Element box annotations:
* START *
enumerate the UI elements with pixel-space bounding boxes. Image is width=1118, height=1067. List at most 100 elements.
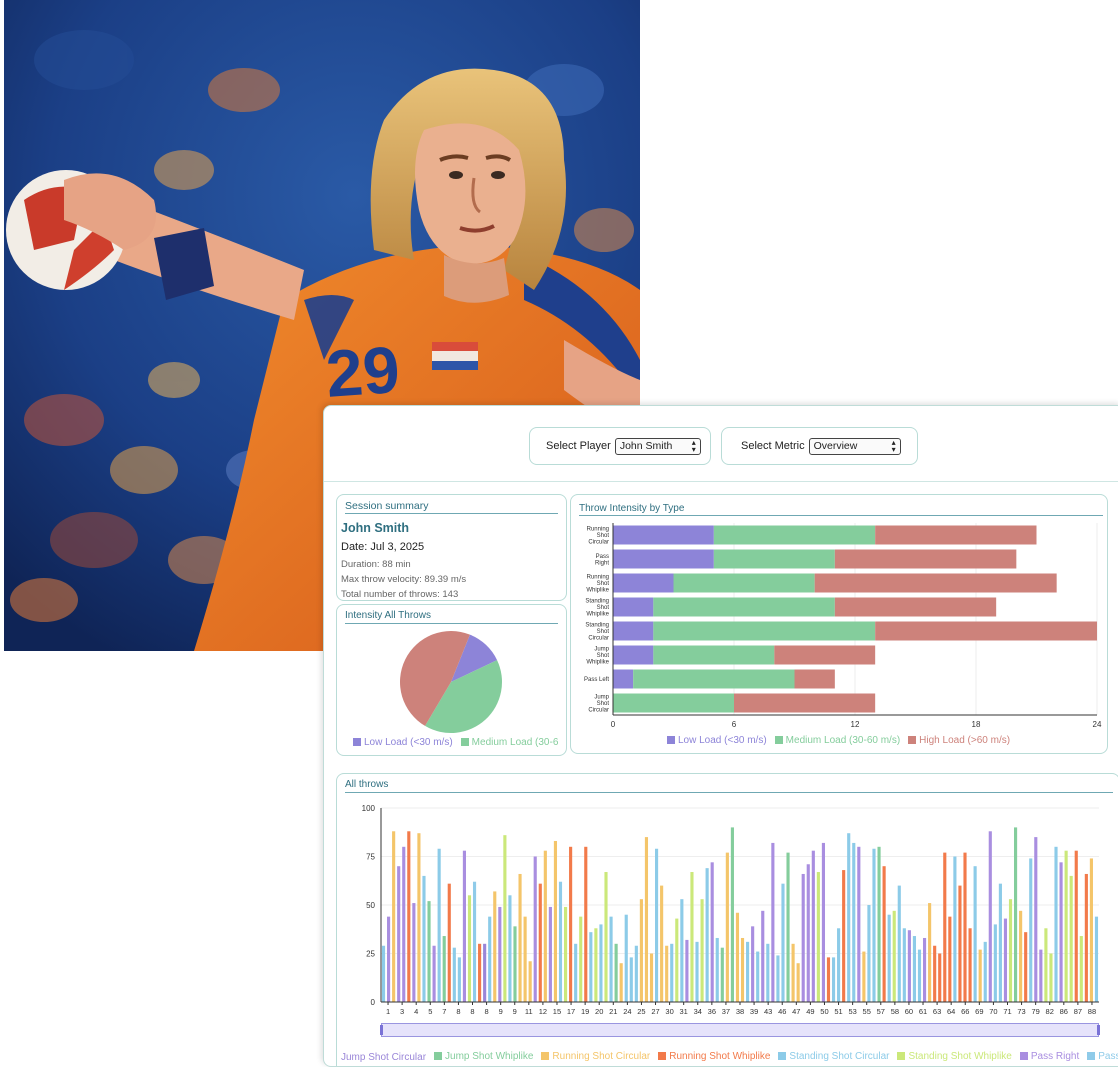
throw-bar[interactable] <box>1084 873 1088 1002</box>
throw-bar[interactable] <box>533 856 537 1003</box>
throw-bar[interactable] <box>599 924 603 1002</box>
throw-bar[interactable] <box>644 837 649 1002</box>
pie-legend-item[interactable]: Medium Load (30-6 <box>460 737 558 748</box>
intensity-bar-segment[interactable] <box>734 693 876 713</box>
throw-bar[interactable] <box>912 936 917 1002</box>
throw-bar[interactable] <box>381 945 386 1002</box>
throw-bar[interactable] <box>852 842 856 1002</box>
throw-bar[interactable] <box>472 881 477 1002</box>
throw-bar[interactable] <box>387 916 391 1002</box>
throw-bar[interactable] <box>427 901 431 1002</box>
throw-bar[interactable] <box>761 910 765 1002</box>
throw-bar[interactable] <box>862 951 866 1002</box>
throw-bar[interactable] <box>943 852 947 1002</box>
throw-bar[interactable] <box>837 928 841 1002</box>
throw-type-legend-item[interactable]: Running Shot Circular <box>541 1051 650 1062</box>
throw-bar[interactable] <box>604 872 608 1002</box>
throw-bar[interactable] <box>483 943 487 1002</box>
intensity-bar-segment[interactable] <box>613 597 654 617</box>
throw-bar[interactable] <box>1008 899 1013 1002</box>
throw-bar[interactable] <box>928 903 932 1002</box>
throw-bar[interactable] <box>543 850 547 1002</box>
brush-handle-left[interactable] <box>380 1025 383 1035</box>
throw-bar[interactable] <box>735 912 740 1002</box>
throw-bar[interactable] <box>574 943 578 1002</box>
throw-bar[interactable] <box>619 963 623 1002</box>
throw-bar[interactable] <box>670 943 674 1002</box>
throw-bar[interactable] <box>589 932 593 1002</box>
throw-bar[interactable] <box>447 883 451 1002</box>
throw-bar[interactable] <box>831 957 836 1002</box>
throw-bar[interactable] <box>614 943 618 1002</box>
throw-bar[interactable] <box>1044 928 1048 1002</box>
throw-bar[interactable] <box>685 939 689 1002</box>
throw-bar[interactable] <box>1069 875 1073 1002</box>
throw-bar[interactable] <box>629 957 633 1002</box>
intensity-bar-segment[interactable] <box>774 645 876 665</box>
throw-bar[interactable] <box>558 881 563 1002</box>
throw-bar[interactable] <box>811 850 815 1002</box>
throw-bar[interactable] <box>917 949 922 1002</box>
throw-bar[interactable] <box>887 914 891 1002</box>
throw-bar[interactable] <box>579 916 583 1002</box>
throw-bar[interactable] <box>569 846 573 1002</box>
throw-bar[interactable] <box>847 833 851 1002</box>
throw-bar[interactable] <box>725 852 729 1002</box>
throw-bar[interactable] <box>1029 858 1033 1002</box>
intensity-bar-segment[interactable] <box>633 669 795 689</box>
throw-bar[interactable] <box>786 852 790 1002</box>
throw-bar[interactable] <box>998 883 1002 1002</box>
player-select[interactable]: John Smith ▴ ▾ <box>614 437 701 455</box>
metric-select[interactable]: Overview ▴ ▾ <box>808 437 901 455</box>
throw-bar[interactable] <box>660 885 664 1002</box>
throw-bar[interactable] <box>437 848 441 1002</box>
throw-type-legend-item[interactable]: Jump Shot Whiplike <box>434 1051 533 1062</box>
throw-bar[interactable] <box>508 895 512 1002</box>
throw-bar[interactable] <box>462 850 466 1002</box>
throw-bar[interactable] <box>1049 953 1053 1003</box>
throw-bar[interactable] <box>675 918 679 1002</box>
throw-bar[interactable] <box>432 945 436 1002</box>
throw-bar[interactable] <box>584 846 588 1002</box>
brush-range-slider[interactable] <box>380 1023 1100 1037</box>
throw-bar[interactable] <box>649 953 654 1003</box>
intensity-bar-segment[interactable] <box>613 669 634 689</box>
throw-bar[interactable] <box>407 831 411 1002</box>
throw-bar[interactable] <box>983 941 987 1002</box>
throw-bar[interactable] <box>1039 949 1043 1002</box>
throw-bar[interactable] <box>695 941 699 1002</box>
throw-bar[interactable] <box>563 906 568 1002</box>
intensity-bar-segment[interactable] <box>875 525 1037 545</box>
intensity-legend-item[interactable]: High Load (>60 m/s) <box>908 735 1010 746</box>
intensity-bar-segment[interactable] <box>834 549 1017 569</box>
throw-bar[interactable] <box>740 937 745 1002</box>
throw-bar[interactable] <box>948 916 952 1002</box>
throw-type-legend-item[interactable]: Standing Shot Whiplike <box>897 1051 1012 1062</box>
intensity-bar-segment[interactable] <box>713 525 876 545</box>
throw-bar[interactable] <box>1054 846 1058 1002</box>
throw-bar[interactable] <box>639 899 643 1002</box>
throw-bar[interactable] <box>680 899 684 1002</box>
throw-bar[interactable] <box>412 903 416 1002</box>
throw-bar[interactable] <box>457 957 461 1002</box>
throw-bar[interactable] <box>1079 936 1083 1002</box>
throw-bar[interactable] <box>513 926 517 1002</box>
throw-bar[interactable] <box>478 943 482 1002</box>
throw-bar[interactable] <box>907 930 911 1002</box>
throw-bar[interactable] <box>1019 910 1023 1002</box>
throw-bar[interactable] <box>993 924 997 1002</box>
intensity-bar-segment[interactable] <box>613 573 674 593</box>
throw-bar[interactable] <box>442 936 446 1002</box>
throw-bar[interactable] <box>933 945 937 1002</box>
intensity-bar-segment[interactable] <box>613 525 714 545</box>
throw-bar[interactable] <box>842 870 846 1002</box>
throw-bar[interactable] <box>938 953 942 1003</box>
intensity-bar-segment[interactable] <box>613 645 654 665</box>
throw-bar[interactable] <box>518 873 522 1002</box>
throw-bar[interactable] <box>963 852 967 1002</box>
throw-bar[interactable] <box>806 864 810 1002</box>
intensity-bar-segment[interactable] <box>613 549 714 569</box>
throw-bar[interactable] <box>988 831 992 1002</box>
brush-handle-right[interactable] <box>1097 1025 1100 1035</box>
throw-bar[interactable] <box>973 866 977 1002</box>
* END *
Exercise goal: Rewrite the records with every "throw-bar" changed to "throw-column" and all else left as it is. Leave out the pictures.

Answer to the problem:
enumerate the UI elements with pixel-space bounding boxes. Image is width=1118, height=1067. List at most 100 elements.
throw-column[interactable] <box>1084 873 1088 1002</box>
throw-column[interactable] <box>533 856 537 1003</box>
throw-column[interactable] <box>599 924 603 1002</box>
throw-column[interactable] <box>644 837 649 1002</box>
pie-legend-item[interactable]: Medium Load (30-6 <box>460 737 558 748</box>
intensity-bar-segment[interactable] <box>734 693 876 713</box>
throw-column[interactable] <box>912 936 917 1002</box>
throw-column[interactable] <box>381 945 386 1002</box>
throw-column[interactable] <box>852 842 856 1002</box>
throw-column[interactable] <box>472 881 477 1002</box>
throw-column[interactable] <box>387 916 391 1002</box>
throw-column[interactable] <box>427 901 431 1002</box>
throw-column[interactable] <box>761 910 765 1002</box>
throw-column[interactable] <box>862 951 866 1002</box>
throw-column[interactable] <box>943 852 947 1002</box>
throw-column[interactable] <box>837 928 841 1002</box>
throw-type-legend-item[interactable]: Running Shot Circular <box>541 1051 650 1062</box>
throw-column[interactable] <box>604 872 608 1002</box>
throw-column[interactable] <box>483 943 487 1002</box>
intensity-bar-segment[interactable] <box>613 597 654 617</box>
throw-column[interactable] <box>1008 899 1013 1002</box>
throw-column[interactable] <box>928 903 932 1002</box>
throw-column[interactable] <box>543 850 547 1002</box>
brush-handle-left[interactable] <box>380 1025 383 1035</box>
throw-column[interactable] <box>735 912 740 1002</box>
throw-column[interactable] <box>574 943 578 1002</box>
throw-column[interactable] <box>619 963 623 1002</box>
throw-column[interactable] <box>670 943 674 1002</box>
throw-column[interactable] <box>589 932 593 1002</box>
throw-column[interactable] <box>447 883 451 1002</box>
throw-column[interactable] <box>831 957 836 1002</box>
throw-column[interactable] <box>614 943 618 1002</box>
throw-column[interactable] <box>1044 928 1048 1002</box>
throw-column[interactable] <box>685 939 689 1002</box>
throw-column[interactable] <box>1069 875 1073 1002</box>
throw-column[interactable] <box>629 957 633 1002</box>
intensity-bar-segment[interactable] <box>774 645 876 665</box>
throw-column[interactable] <box>558 881 563 1002</box>
throw-column[interactable] <box>811 850 815 1002</box>
throw-column[interactable] <box>917 949 922 1002</box>
throw-column[interactable] <box>887 914 891 1002</box>
throw-column[interactable] <box>579 916 583 1002</box>
throw-column[interactable] <box>569 846 573 1002</box>
throw-column[interactable] <box>847 833 851 1002</box>
throw-column[interactable] <box>725 852 729 1002</box>
throw-column[interactable] <box>1029 858 1033 1002</box>
intensity-bar-segment[interactable] <box>633 669 795 689</box>
throw-column[interactable] <box>786 852 790 1002</box>
throw-column[interactable] <box>998 883 1002 1002</box>
player-select[interactable]: John Smith ▴ ▾ <box>614 437 701 455</box>
metric-select[interactable]: Overview ▴ ▾ <box>808 437 901 455</box>
throw-column[interactable] <box>660 885 664 1002</box>
throw-column[interactable] <box>437 848 441 1002</box>
throw-type-legend-item[interactable]: Jump Shot Whiplike <box>434 1051 533 1062</box>
throw-column[interactable] <box>508 895 512 1002</box>
throw-column[interactable] <box>462 850 466 1002</box>
throw-column[interactable] <box>1049 953 1053 1003</box>
throw-column[interactable] <box>675 918 679 1002</box>
throw-column[interactable] <box>432 945 436 1002</box>
throw-column[interactable] <box>584 846 588 1002</box>
brush-range-slider[interactable] <box>380 1023 1100 1037</box>
throw-column[interactable] <box>649 953 654 1003</box>
intensity-bar-segment[interactable] <box>613 669 634 689</box>
throw-column[interactable] <box>407 831 411 1002</box>
throw-column[interactable] <box>983 941 987 1002</box>
throw-column[interactable] <box>1039 949 1043 1002</box>
throw-column[interactable] <box>695 941 699 1002</box>
throw-column[interactable] <box>563 906 568 1002</box>
intensity-bar-segment[interactable] <box>875 525 1037 545</box>
intensity-legend-item[interactable]: High Load (>60 m/s) <box>908 735 1010 746</box>
intensity-bar-segment[interactable] <box>834 549 1017 569</box>
throw-column[interactable] <box>740 937 745 1002</box>
throw-column[interactable] <box>948 916 952 1002</box>
throw-type-legend-item[interactable]: Standing Shot Whiplike <box>897 1051 1012 1062</box>
intensity-bar-segment[interactable] <box>713 525 876 545</box>
throw-column[interactable] <box>1054 846 1058 1002</box>
throw-column[interactable] <box>639 899 643 1002</box>
throw-column[interactable] <box>680 899 684 1002</box>
throw-column[interactable] <box>412 903 416 1002</box>
throw-column[interactable] <box>457 957 461 1002</box>
throw-column[interactable] <box>1079 936 1083 1002</box>
throw-column[interactable] <box>513 926 517 1002</box>
throw-column[interactable] <box>478 943 482 1002</box>
throw-column[interactable] <box>907 930 911 1002</box>
throw-column[interactable] <box>1019 910 1023 1002</box>
throw-column[interactable] <box>993 924 997 1002</box>
intensity-bar-segment[interactable] <box>613 573 674 593</box>
throw-column[interactable] <box>442 936 446 1002</box>
throw-column[interactable] <box>933 945 937 1002</box>
intensity-bar-segment[interactable] <box>613 525 714 545</box>
throw-column[interactable] <box>842 870 846 1002</box>
throw-column[interactable] <box>938 953 942 1003</box>
intensity-bar-segment[interactable] <box>613 645 654 665</box>
throw-column[interactable] <box>518 873 522 1002</box>
throw-column[interactable] <box>963 852 967 1002</box>
throw-column[interactable] <box>806 864 810 1002</box>
intensity-bar-segment[interactable] <box>613 549 714 569</box>
throw-column[interactable] <box>988 831 992 1002</box>
brush-handle-right[interactable] <box>1097 1025 1100 1035</box>
throw-column[interactable] <box>973 866 977 1002</box>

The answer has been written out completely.